Exercise aim
Retype each record below word for word. Leave the pictures out.

Material shown

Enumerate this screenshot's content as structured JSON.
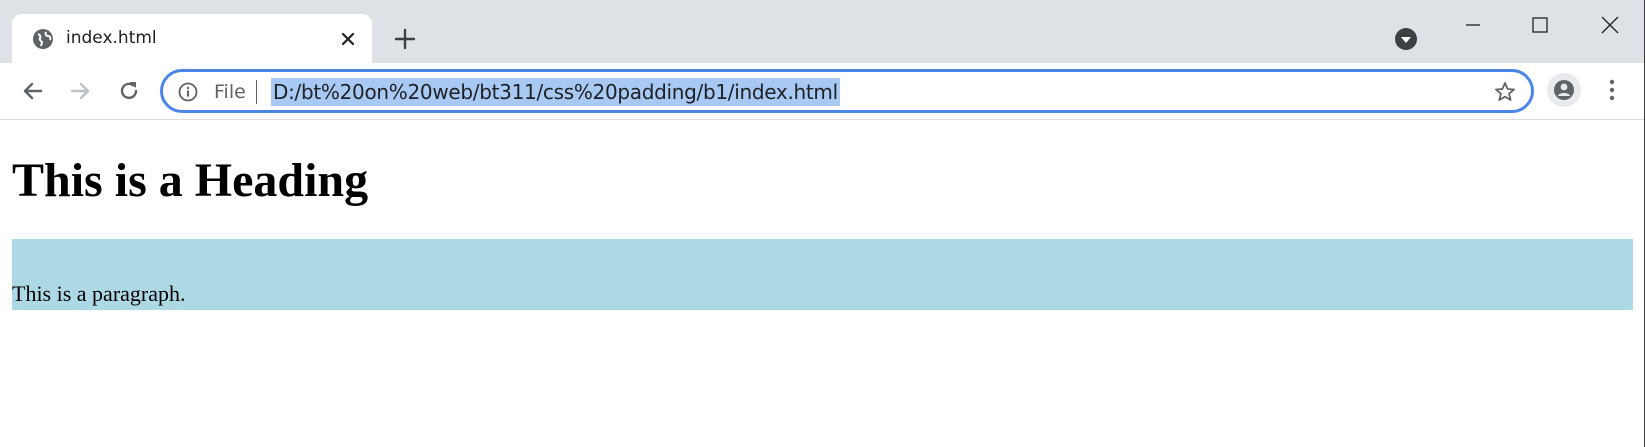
{
  "browser": {
    "tab": {
      "title": "index.html",
      "favicon": "globe-icon"
    },
    "toolbar": {
      "scheme_label": "File",
      "url": "D:/bt%20on%20web/bt311/css%20padding/b1/index.html",
      "url_selected": true
    },
    "icons": {
      "new_tab": "plus-icon",
      "tab_search": "chevron-down-circle-icon",
      "back": "arrow-left-icon",
      "forward": "arrow-right-icon",
      "reload": "reload-icon",
      "site_info": "info-icon",
      "bookmark": "star-icon",
      "profile": "avatar-icon",
      "menu": "vertical-dots-icon"
    },
    "colors": {
      "tabstrip_bg": "#dee1e6",
      "omnibox_focus": "#4b85e8",
      "url_selection": "#a9c9f5"
    }
  },
  "page": {
    "heading": "This is a Heading",
    "paragraph": "This is a paragraph.",
    "paragraph_bg": "#add8e6"
  }
}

Exercise response
Enumerate this screenshot's content as structured JSON.
{
  "browser": {
    "tab": {
      "title": "index.html",
      "favicon": "globe-icon"
    },
    "toolbar": {
      "scheme_label": "File",
      "url": "D:/bt%20on%20web/bt311/css%20padding/b1/index.html",
      "url_selected": true
    },
    "icons": {
      "new_tab": "plus-icon",
      "tab_search": "chevron-down-circle-icon",
      "back": "arrow-left-icon",
      "forward": "arrow-right-icon",
      "reload": "reload-icon",
      "site_info": "info-icon",
      "bookmark": "star-icon",
      "profile": "avatar-icon",
      "menu": "vertical-dots-icon"
    },
    "colors": {
      "tabstrip_bg": "#dee1e6",
      "omnibox_focus": "#4b85e8",
      "url_selection": "#a9c9f5"
    }
  },
  "page": {
    "heading": "This is a Heading",
    "paragraph": "This is a paragraph.",
    "paragraph_bg": "#add8e6"
  }
}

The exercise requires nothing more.